→ **Set task**:
Scan the entries below and extract each line with the word "接口返回的" in it.

→ **Stored items**:
START

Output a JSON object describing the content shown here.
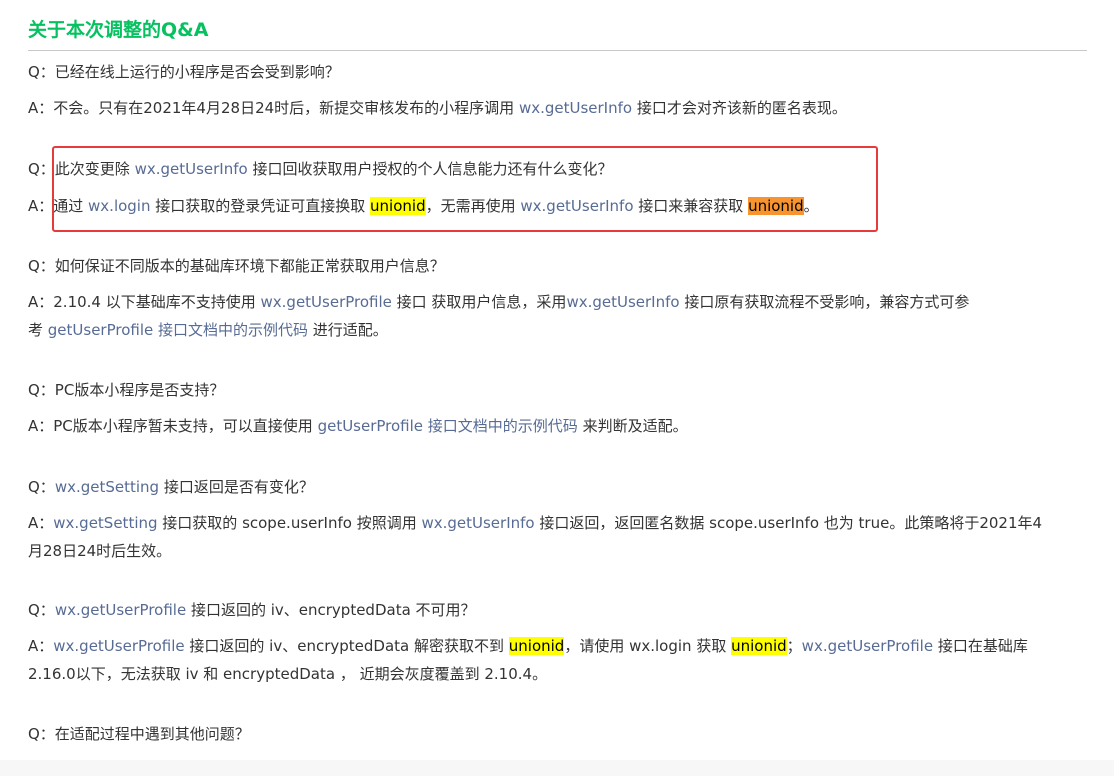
{
  "title": "关于本次调整的Q&A",
  "qa": {
    "q1": "Q：已经在线上运行的小程序是否会受到影响？",
    "a1": {
      "p1": "A：不会。只有在2021年4月28日24时后，新提交审核发布的小程序调用 ",
      "link1": "wx.getUserInfo",
      "p2": " 接口才会对齐该新的匿名表现。"
    },
    "q2": {
      "p1": "Q：此次变更除 ",
      "link1": "wx.getUserInfo",
      "p2": " 接口回收获取用户授权的个人信息能力还有什么变化？"
    },
    "a2": {
      "p1": "A：通过 ",
      "link1": "wx.login",
      "p2": " 接口获取的登录凭证可直接换取 ",
      "hl1": "unionid",
      "p3": "，无需再使用 ",
      "link2": "wx.getUserInfo",
      "p4": " 接口来兼容获取 ",
      "hl2": "unionid",
      "p5": "。"
    },
    "q3": "Q：如何保证不同版本的基础库环境下都能正常获取用户信息？",
    "a3": {
      "p1": "A：2.10.4 以下基础库不支持使用 ",
      "link1": "wx.getUserProfile",
      "p2": " 接口 获取用户信息，采用",
      "link2": "wx.getUserInfo",
      "p3": " 接口原有获取流程不受影响，兼容方式可参",
      "p4": "考 ",
      "link3": "getUserProfile 接口文档中的示例代码",
      "p5": " 进行适配。"
    },
    "q4": "Q：PC版本小程序是否支持？",
    "a4": {
      "p1": "A：PC版本小程序暂未支持，可以直接使用 ",
      "link1": "getUserProfile 接口文档中的示例代码",
      "p2": " 来判断及适配。"
    },
    "q5": {
      "p1": "Q：",
      "link1": "wx.getSetting",
      "p2": " 接口返回是否有变化？"
    },
    "a5": {
      "p1": "A：",
      "link1": "wx.getSetting",
      "p2": " 接口获取的 scope.userInfo 按照调用 ",
      "link2": "wx.getUserInfo",
      "p3": " 接口返回，返回匿名数据 scope.userInfo 也为 true。此策略将于2021年4",
      "p4": "月28日24时后生效。"
    },
    "q6": {
      "p1": "Q：",
      "link1": "wx.getUserProfile",
      "p2": " 接口返回的 iv、encryptedData 不可用？"
    },
    "a6": {
      "p1": "A：",
      "link1": "wx.getUserProfile",
      "p2": " 接口返回的 iv、encryptedData 解密获取不到 ",
      "hl1": "unionid",
      "p3": "，请使用 wx.login 获取 ",
      "hl2": "unionid",
      "p4": "；",
      "link2": "wx.getUserProfile",
      "p5": " 接口在基础库",
      "p6": "2.16.0以下，无法获取 iv 和 encryptedData ， 近期会灰度覆盖到 2.10.4。"
    },
    "q7": "Q：在适配过程中遇到其他问题？"
  },
  "colors": {
    "title": "#07c160",
    "link": "#576b95",
    "highlight_yellow": "#ffff00",
    "highlight_orange": "#f79430",
    "annotation_box": "#e63b3b"
  }
}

END

→ **Full answer**:
      "p2": " 接口返回的 iv、encryptedData 不可用？"
      "p2": " 接口返回的 iv、encryptedData 解密获取不到 ",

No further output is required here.